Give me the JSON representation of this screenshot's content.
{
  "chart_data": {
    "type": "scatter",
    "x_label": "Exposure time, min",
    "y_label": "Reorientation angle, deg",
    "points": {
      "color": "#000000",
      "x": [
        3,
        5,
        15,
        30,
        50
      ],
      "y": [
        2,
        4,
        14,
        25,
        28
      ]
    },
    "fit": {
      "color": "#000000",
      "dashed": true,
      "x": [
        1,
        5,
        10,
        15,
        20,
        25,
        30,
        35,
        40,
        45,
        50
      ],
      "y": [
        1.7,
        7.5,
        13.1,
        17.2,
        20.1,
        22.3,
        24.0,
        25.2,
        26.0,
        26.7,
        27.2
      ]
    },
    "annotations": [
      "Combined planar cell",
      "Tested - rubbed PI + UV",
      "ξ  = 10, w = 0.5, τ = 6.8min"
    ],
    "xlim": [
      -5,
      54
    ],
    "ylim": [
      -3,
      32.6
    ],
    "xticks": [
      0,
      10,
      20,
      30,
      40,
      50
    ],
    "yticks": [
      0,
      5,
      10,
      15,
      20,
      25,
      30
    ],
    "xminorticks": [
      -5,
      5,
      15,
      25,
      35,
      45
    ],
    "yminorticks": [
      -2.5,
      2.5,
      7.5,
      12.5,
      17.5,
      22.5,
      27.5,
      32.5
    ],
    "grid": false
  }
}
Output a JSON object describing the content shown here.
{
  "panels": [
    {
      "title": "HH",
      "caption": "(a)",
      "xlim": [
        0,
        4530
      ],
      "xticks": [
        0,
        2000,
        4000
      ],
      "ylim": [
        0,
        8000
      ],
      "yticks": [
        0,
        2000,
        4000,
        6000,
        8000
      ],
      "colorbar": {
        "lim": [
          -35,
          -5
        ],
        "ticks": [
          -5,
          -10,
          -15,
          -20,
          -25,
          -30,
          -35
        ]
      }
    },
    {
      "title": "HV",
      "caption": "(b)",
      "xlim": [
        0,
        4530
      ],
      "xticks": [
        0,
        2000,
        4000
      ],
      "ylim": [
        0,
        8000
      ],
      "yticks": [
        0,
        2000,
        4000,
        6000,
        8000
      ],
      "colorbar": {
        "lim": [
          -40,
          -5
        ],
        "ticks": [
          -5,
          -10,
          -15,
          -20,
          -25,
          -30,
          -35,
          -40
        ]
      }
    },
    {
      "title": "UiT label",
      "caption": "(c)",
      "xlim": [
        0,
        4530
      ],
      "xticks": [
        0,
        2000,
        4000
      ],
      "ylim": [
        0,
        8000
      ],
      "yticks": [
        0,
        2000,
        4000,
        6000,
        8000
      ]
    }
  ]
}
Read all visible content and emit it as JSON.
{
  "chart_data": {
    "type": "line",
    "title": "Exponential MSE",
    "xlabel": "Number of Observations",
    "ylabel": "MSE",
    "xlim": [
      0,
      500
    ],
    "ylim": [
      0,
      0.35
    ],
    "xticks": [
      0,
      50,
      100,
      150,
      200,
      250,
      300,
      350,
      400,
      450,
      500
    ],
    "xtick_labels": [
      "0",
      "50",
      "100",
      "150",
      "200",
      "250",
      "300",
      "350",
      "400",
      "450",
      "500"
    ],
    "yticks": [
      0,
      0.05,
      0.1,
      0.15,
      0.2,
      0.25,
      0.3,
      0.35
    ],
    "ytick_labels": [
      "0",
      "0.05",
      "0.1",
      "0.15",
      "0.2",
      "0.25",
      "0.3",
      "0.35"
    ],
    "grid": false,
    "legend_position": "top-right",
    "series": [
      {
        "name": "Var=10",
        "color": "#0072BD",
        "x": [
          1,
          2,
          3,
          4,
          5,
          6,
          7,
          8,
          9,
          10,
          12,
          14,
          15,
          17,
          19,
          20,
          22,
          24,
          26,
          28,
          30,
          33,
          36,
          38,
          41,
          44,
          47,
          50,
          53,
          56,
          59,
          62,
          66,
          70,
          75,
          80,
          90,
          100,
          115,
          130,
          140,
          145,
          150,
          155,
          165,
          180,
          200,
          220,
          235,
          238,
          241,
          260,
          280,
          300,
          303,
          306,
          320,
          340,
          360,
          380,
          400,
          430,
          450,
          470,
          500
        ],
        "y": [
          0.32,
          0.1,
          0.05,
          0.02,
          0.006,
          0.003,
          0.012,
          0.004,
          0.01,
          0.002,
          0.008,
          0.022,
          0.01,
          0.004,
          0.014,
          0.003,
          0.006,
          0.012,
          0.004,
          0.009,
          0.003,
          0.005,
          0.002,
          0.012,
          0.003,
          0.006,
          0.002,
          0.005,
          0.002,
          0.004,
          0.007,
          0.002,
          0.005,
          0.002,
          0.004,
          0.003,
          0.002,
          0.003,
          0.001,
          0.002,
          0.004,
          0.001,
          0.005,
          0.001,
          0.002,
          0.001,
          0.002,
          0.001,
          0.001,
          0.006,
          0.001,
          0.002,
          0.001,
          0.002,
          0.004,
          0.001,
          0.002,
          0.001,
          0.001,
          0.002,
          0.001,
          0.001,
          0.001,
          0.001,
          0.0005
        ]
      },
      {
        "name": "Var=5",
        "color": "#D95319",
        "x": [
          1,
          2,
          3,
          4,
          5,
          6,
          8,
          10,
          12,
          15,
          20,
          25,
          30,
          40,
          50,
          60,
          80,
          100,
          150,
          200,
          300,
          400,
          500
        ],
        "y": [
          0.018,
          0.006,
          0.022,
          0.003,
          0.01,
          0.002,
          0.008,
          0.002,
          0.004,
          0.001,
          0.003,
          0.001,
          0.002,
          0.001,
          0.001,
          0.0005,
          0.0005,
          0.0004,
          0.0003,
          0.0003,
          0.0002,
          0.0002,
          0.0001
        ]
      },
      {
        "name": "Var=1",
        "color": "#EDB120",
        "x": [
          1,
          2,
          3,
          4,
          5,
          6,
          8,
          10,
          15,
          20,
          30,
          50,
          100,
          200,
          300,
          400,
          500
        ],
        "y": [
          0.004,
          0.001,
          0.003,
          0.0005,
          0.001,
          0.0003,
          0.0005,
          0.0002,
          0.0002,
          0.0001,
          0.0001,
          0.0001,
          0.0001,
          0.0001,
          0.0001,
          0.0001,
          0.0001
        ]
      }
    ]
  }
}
+ + +
# Prompt
Go through the material above line by line and copy it exactly.

# Task output
Give me the JSON representation of this screenshot's content.
{
  "chart_data": {
    "type": "scatter",
    "x_label": "Exposure time, min",
    "y_label": "Reorientation angle, deg",
    "points": {
      "color": "#000000",
      "x": [
        3,
        5,
        15,
        30,
        50
      ],
      "y": [
        2,
        4,
        14,
        25,
        28
      ]
    },
    "fit": {
      "color": "#000000",
      "dashed": true,
      "x": [
        1,
        5,
        10,
        15,
        20,
        25,
        30,
        35,
        40,
        45,
        50
      ],
      "y": [
        1.7,
        7.5,
        13.1,
        17.2,
        20.1,
        22.3,
        24.0,
        25.2,
        26.0,
        26.7,
        27.2
      ]
    },
    "annotations": [
      "Combined planar cell",
      "Tested - rubbed PI + UV",
      "ξ  = 10, w = 0.5, τ = 6.8min"
    ],
    "xlim": [
      -5,
      54
    ],
    "ylim": [
      -3,
      32.6
    ],
    "xticks": [
      0,
      10,
      20,
      30,
      40,
      50
    ],
    "yticks": [
      0,
      5,
      10,
      15,
      20,
      25,
      30
    ],
    "xminorticks": [
      -5,
      5,
      15,
      25,
      35,
      45
    ],
    "yminorticks": [
      -2.5,
      2.5,
      7.5,
      12.5,
      17.5,
      22.5,
      27.5,
      32.5
    ],
    "grid": false
  }
}
Output a JSON object describing the content shown here.
{
  "panels": [
    {
      "title": "HH",
      "caption": "(a)",
      "xlim": [
        0,
        4530
      ],
      "xticks": [
        0,
        2000,
        4000
      ],
      "ylim": [
        0,
        8000
      ],
      "yticks": [
        0,
        2000,
        4000,
        6000,
        8000
      ],
      "colorbar": {
        "lim": [
          -35,
          -5
        ],
        "ticks": [
          -5,
          -10,
          -15,
          -20,
          -25,
          -30,
          -35
        ]
      }
    },
    {
      "title": "HV",
      "caption": "(b)",
      "xlim": [
        0,
        4530
      ],
      "xticks": [
        0,
        2000,
        4000
      ],
      "ylim": [
        0,
        8000
      ],
      "yticks": [
        0,
        2000,
        4000,
        6000,
        8000
      ],
      "colorbar": {
        "lim": [
          -40,
          -5
        ],
        "ticks": [
          -5,
          -10,
          -15,
          -20,
          -25,
          -30,
          -35,
          -40
        ]
      }
    },
    {
      "title": "UiT label",
      "caption": "(c)",
      "xlim": [
        0,
        4530
      ],
      "xticks": [
        0,
        2000,
        4000
      ],
      "ylim": [
        0,
        8000
      ],
      "yticks": [
        0,
        2000,
        4000,
        6000,
        8000
      ]
    }
  ]
}
Read all visible content and emit it as JSON.
{
  "chart_data": {
    "type": "line",
    "title": "Exponential MSE",
    "xlabel": "Number of Observations",
    "ylabel": "MSE",
    "xlim": [
      0,
      500
    ],
    "ylim": [
      0,
      0.35
    ],
    "xticks": [
      0,
      50,
      100,
      150,
      200,
      250,
      300,
      350,
      400,
      450,
      500
    ],
    "xtick_labels": [
      "0",
      "50",
      "100",
      "150",
      "200",
      "250",
      "300",
      "350",
      "400",
      "450",
      "500"
    ],
    "yticks": [
      0,
      0.05,
      0.1,
      0.15,
      0.2,
      0.25,
      0.3,
      0.35
    ],
    "ytick_labels": [
      "0",
      "0.05",
      "0.1",
      "0.15",
      "0.2",
      "0.25",
      "0.3",
      "0.35"
    ],
    "grid": false,
    "legend_position": "top-right",
    "series": [
      {
        "name": "Var=10",
        "color": "#0072BD",
        "x": [
          1,
          2,
          3,
          4,
          5,
          6,
          7,
          8,
          9,
          10,
          12,
          14,
          15,
          17,
          19,
          20,
          22,
          24,
          26,
          28,
          30,
          33,
          36,
          38,
          41,
          44,
          47,
          50,
          53,
          56,
          59,
          62,
          66,
          70,
          75,
          80,
          90,
          100,
          115,
          130,
          140,
          145,
          150,
          155,
          165,
          180,
          200,
          220,
          235,
          238,
          241,
          260,
          280,
          300,
          303,
          306,
          320,
          340,
          360,
          380,
          400,
          430,
          450,
          470,
          500
        ],
        "y": [
          0.32,
          0.1,
          0.05,
          0.02,
          0.006,
          0.003,
          0.012,
          0.004,
          0.01,
          0.002,
          0.008,
          0.022,
          0.01,
          0.004,
          0.014,
          0.003,
          0.006,
          0.012,
          0.004,
          0.009,
          0.003,
          0.005,
          0.002,
          0.012,
          0.003,
          0.006,
          0.002,
          0.005,
          0.002,
          0.004,
          0.007,
          0.002,
          0.005,
          0.002,
          0.004,
          0.003,
          0.002,
          0.003,
          0.001,
          0.002,
          0.004,
          0.001,
          0.005,
          0.001,
          0.002,
          0.001,
          0.002,
          0.001,
          0.001,
          0.006,
          0.001,
          0.002,
          0.001,
          0.002,
          0.004,
          0.001,
          0.002,
          0.001,
          0.001,
          0.002,
          0.001,
          0.001,
          0.001,
          0.001,
          0.0005
        ]
      },
      {
        "name": "Var=5",
        "color": "#D95319",
        "x": [
          1,
          2,
          3,
          4,
          5,
          6,
          8,
          10,
          12,
          15,
          20,
          25,
          30,
          40,
          50,
          60,
          80,
          100,
          150,
          200,
          300,
          400,
          500
        ],
        "y": [
          0.018,
          0.006,
          0.022,
          0.003,
          0.01,
          0.002,
          0.008,
          0.002,
          0.004,
          0.001,
          0.003,
          0.001,
          0.002,
          0.001,
          0.001,
          0.0005,
          0.0005,
          0.0004,
          0.0003,
          0.0003,
          0.0002,
          0.0002,
          0.0001
        ]
      },
      {
        "name": "Var=1",
        "color": "#EDB120",
        "x": [
          1,
          2,
          3,
          4,
          5,
          6,
          8,
          10,
          15,
          20,
          30,
          50,
          100,
          200,
          300,
          400,
          500
        ],
        "y": [
          0.004,
          0.001,
          0.003,
          0.0005,
          0.001,
          0.0003,
          0.0005,
          0.0002,
          0.0002,
          0.0001,
          0.0001,
          0.0001,
          0.0001,
          0.0001,
          0.0001,
          0.0001,
          0.0001
        ]
      }
    ]
  }
}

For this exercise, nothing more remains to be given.